CONJUNTO DE TAREFAS:
- a) Extraia do texto sobre o Circuito Ausangate o trecho que começa em "Dicas Planejando o" e termina em "pelo amigo ‎Hélio Fenrich‎.".
- b) Responda com base no texto sobre o Circuito Ausangate:
(i) Qual é o nome da pessoa da Climbing Bolivia com quem a viagem à Bolívia estava sendo acertada?
(ii) Quem enviou o email sobre o Circuito Ausangate e a montanha colorida de Vinicunca?
(iii) Em que país fica a montanha colorida de Vinicunca?

Dicas Planejando o Circuito Ausangate via Vinicunca

Planejando o Circuito Ausangate por uma rota alternativa que levaria à montanha colorida de Vinicunca, sem guias, sem mulas ou qualquer outro tipo de ajuda.

Essa trip à Ausangate veio meio que por acaso.

Inicialmente estava me programando para ir à Bolívia,  tentar escalar algumas montanhas de gelo lá, com guia é claro, afinal ninguém do grupo tinha experiência alguma naquele tipo de ambiente.  Já estava inclusive acertando tudo com o Juan da Climbing Bolivia, indicado pelo amigo ‎Hélio Fenrich‎.

No entanto, enquanto eu planejava essa trip à Bolívia, o dólar foi subindo, subindo, subindo e comecei a ver meu sonho se distanciando cada vez mais. Quando me dei conta o dólar já havia dobrado de valor e cheguei ao ponto de ter que cortar algumas montanhas do planejamento, mesmo que aquele não fosse o meu desejo.

Nesse meio tempo o amigo Ramon Quevedo me enviou um email falando sobre o Circuito Ausangate e a montanha colorida de Vinicunca, no Peru. Disse que, diante da situação  que se encontrava o dólar,  fazer esses roteiros no Peru, de forma autônoma, sairia muito mais barato que insistir no meu planejamento da Bolívia. E como não me agradava nem um pouco ter que cortar do planejamento montanhas que eu queria subir, acabei concordando em mudar a trip para o Peru, deixando Bolívia para quando o dólar estivesse mais barato.

INFORMAÇÕES FORNECIDAS:
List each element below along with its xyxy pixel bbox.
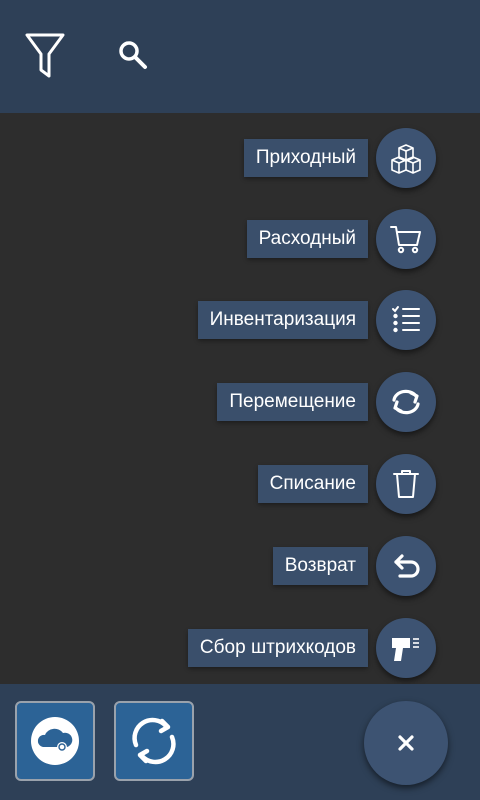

RESULTADOS:
- a)
Dicas Planejando o Circuito Ausangate via Vinicunca

Planejando o Circuito Ausangate por uma rota alternativa que levaria à montanha colorida de Vinicunca, sem guias, sem mulas ou qualquer outro tipo de ajuda.

Essa trip à Ausangate veio meio que por acaso.

Inicialmente estava me programando para ir à Bolívia,  tentar escalar algumas montanhas de gelo lá, com guia é claro, afinal ninguém do grupo tinha experiência alguma naquele tipo de ambiente.  Já estava inclusive acertando tudo com o Juan da Climbing Bolivia, indicado pelo amigo ‎Hélio Fenrich‎.

- b)
(i) Juan.
(ii) Ramon Quevedo.
(iii) No Peru.